Challenge: Retype all the records with nothing changed.

Collected data entries:
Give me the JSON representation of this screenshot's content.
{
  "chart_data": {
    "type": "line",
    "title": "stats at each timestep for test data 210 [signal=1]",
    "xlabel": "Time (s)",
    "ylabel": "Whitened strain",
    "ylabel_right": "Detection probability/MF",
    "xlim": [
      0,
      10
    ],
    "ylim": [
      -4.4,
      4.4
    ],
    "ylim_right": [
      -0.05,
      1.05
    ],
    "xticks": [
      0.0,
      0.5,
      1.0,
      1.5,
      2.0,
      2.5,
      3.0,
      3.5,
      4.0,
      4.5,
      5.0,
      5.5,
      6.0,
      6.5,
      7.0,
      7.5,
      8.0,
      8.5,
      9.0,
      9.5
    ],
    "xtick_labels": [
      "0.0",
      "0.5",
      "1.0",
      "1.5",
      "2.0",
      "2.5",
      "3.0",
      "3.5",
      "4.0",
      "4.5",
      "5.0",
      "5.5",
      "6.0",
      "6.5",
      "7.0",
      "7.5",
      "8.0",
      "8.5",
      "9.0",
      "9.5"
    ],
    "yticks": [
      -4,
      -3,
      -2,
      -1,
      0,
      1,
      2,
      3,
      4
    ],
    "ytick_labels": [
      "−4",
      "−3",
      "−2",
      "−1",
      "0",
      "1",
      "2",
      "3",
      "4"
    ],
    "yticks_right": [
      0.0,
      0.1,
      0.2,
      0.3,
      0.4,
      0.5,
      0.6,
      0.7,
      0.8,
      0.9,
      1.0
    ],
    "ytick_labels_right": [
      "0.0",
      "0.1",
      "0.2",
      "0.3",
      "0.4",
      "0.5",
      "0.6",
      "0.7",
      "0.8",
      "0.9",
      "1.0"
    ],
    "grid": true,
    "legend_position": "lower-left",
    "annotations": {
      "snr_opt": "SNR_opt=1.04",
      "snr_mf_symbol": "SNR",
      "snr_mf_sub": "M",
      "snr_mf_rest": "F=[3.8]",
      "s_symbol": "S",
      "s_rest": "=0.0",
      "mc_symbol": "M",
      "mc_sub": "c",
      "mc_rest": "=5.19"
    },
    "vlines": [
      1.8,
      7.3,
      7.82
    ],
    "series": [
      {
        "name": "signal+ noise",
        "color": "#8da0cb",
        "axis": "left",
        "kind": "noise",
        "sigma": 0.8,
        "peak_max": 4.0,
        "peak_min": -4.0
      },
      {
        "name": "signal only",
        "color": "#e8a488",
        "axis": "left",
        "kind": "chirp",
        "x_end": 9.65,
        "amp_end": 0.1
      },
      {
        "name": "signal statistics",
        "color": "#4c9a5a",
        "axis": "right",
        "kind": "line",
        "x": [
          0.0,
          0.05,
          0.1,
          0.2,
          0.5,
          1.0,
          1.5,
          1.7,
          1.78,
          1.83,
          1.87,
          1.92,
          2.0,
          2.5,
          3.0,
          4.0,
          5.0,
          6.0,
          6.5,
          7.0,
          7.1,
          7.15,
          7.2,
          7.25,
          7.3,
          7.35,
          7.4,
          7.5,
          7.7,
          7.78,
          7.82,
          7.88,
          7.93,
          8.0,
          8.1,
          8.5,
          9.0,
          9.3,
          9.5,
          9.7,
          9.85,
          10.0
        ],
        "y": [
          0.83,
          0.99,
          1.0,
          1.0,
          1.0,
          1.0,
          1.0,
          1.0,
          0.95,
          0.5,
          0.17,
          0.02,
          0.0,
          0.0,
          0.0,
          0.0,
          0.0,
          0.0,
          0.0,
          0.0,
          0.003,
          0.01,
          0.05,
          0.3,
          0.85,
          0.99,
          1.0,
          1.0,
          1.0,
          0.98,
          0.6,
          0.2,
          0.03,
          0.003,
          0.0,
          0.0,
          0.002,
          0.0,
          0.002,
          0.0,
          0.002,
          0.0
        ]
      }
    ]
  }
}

Exercise response:
Give me the JSON representation of this screenshot's content.
{
  "chart_data": {
    "type": "line",
    "title": "stats at each timestep for test data 210 [signal=1]",
    "xlabel": "Time (s)",
    "ylabel": "Whitened strain",
    "ylabel_right": "Detection probability/MF",
    "xlim": [
      0,
      10
    ],
    "ylim": [
      -4.4,
      4.4
    ],
    "ylim_right": [
      -0.05,
      1.05
    ],
    "xticks": [
      0.0,
      0.5,
      1.0,
      1.5,
      2.0,
      2.5,
      3.0,
      3.5,
      4.0,
      4.5,
      5.0,
      5.5,
      6.0,
      6.5,
      7.0,
      7.5,
      8.0,
      8.5,
      9.0,
      9.5
    ],
    "xtick_labels": [
      "0.0",
      "0.5",
      "1.0",
      "1.5",
      "2.0",
      "2.5",
      "3.0",
      "3.5",
      "4.0",
      "4.5",
      "5.0",
      "5.5",
      "6.0",
      "6.5",
      "7.0",
      "7.5",
      "8.0",
      "8.5",
      "9.0",
      "9.5"
    ],
    "yticks": [
      -4,
      -3,
      -2,
      -1,
      0,
      1,
      2,
      3,
      4
    ],
    "ytick_labels": [
      "−4",
      "−3",
      "−2",
      "−1",
      "0",
      "1",
      "2",
      "3",
      "4"
    ],
    "yticks_right": [
      0.0,
      0.1,
      0.2,
      0.3,
      0.4,
      0.5,
      0.6,
      0.7,
      0.8,
      0.9,
      1.0
    ],
    "ytick_labels_right": [
      "0.0",
      "0.1",
      "0.2",
      "0.3",
      "0.4",
      "0.5",
      "0.6",
      "0.7",
      "0.8",
      "0.9",
      "1.0"
    ],
    "grid": true,
    "legend_position": "lower-left",
    "annotations": {
      "snr_opt": "SNR_opt=1.04",
      "snr_mf_symbol": "SNR",
      "snr_mf_sub": "M",
      "snr_mf_rest": "F=[3.8]",
      "s_symbol": "S",
      "s_rest": "=0.0",
      "mc_symbol": "M",
      "mc_sub": "c",
      "mc_rest": "=5.19"
    },
    "vlines": [
      1.8,
      7.3,
      7.82
    ],
    "series": [
      {
        "name": "signal+ noise",
        "color": "#8da0cb",
        "axis": "left",
        "kind": "noise",
        "sigma": 0.8,
        "peak_max": 4.0,
        "peak_min": -4.0
      },
      {
        "name": "signal only",
        "color": "#e8a488",
        "axis": "left",
        "kind": "chirp",
        "x_end": 9.65,
        "amp_end": 0.1
      },
      {
        "name": "signal statistics",
        "color": "#4c9a5a",
        "axis": "right",
        "kind": "line",
        "x": [
          0.0,
          0.05,
          0.1,
          0.2,
          0.5,
          1.0,
          1.5,
          1.7,
          1.78,
          1.83,
          1.87,
          1.92,
          2.0,
          2.5,
          3.0,
          4.0,
          5.0,
          6.0,
          6.5,
          7.0,
          7.1,
          7.15,
          7.2,
          7.25,
          7.3,
          7.35,
          7.4,
          7.5,
          7.7,
          7.78,
          7.82,
          7.88,
          7.93,
          8.0,
          8.1,
          8.5,
          9.0,
          9.3,
          9.5,
          9.7,
          9.85,
          10.0
        ],
        "y": [
          0.83,
          0.99,
          1.0,
          1.0,
          1.0,
          1.0,
          1.0,
          1.0,
          0.95,
          0.5,
          0.17,
          0.02,
          0.0,
          0.0,
          0.0,
          0.0,
          0.0,
          0.0,
          0.0,
          0.0,
          0.003,
          0.01,
          0.05,
          0.3,
          0.85,
          0.99,
          1.0,
          1.0,
          1.0,
          0.98,
          0.6,
          0.2,
          0.03,
          0.003,
          0.0,
          0.0,
          0.002,
          0.0,
          0.002,
          0.0,
          0.002,
          0.0
        ]
      }
    ]
  }
}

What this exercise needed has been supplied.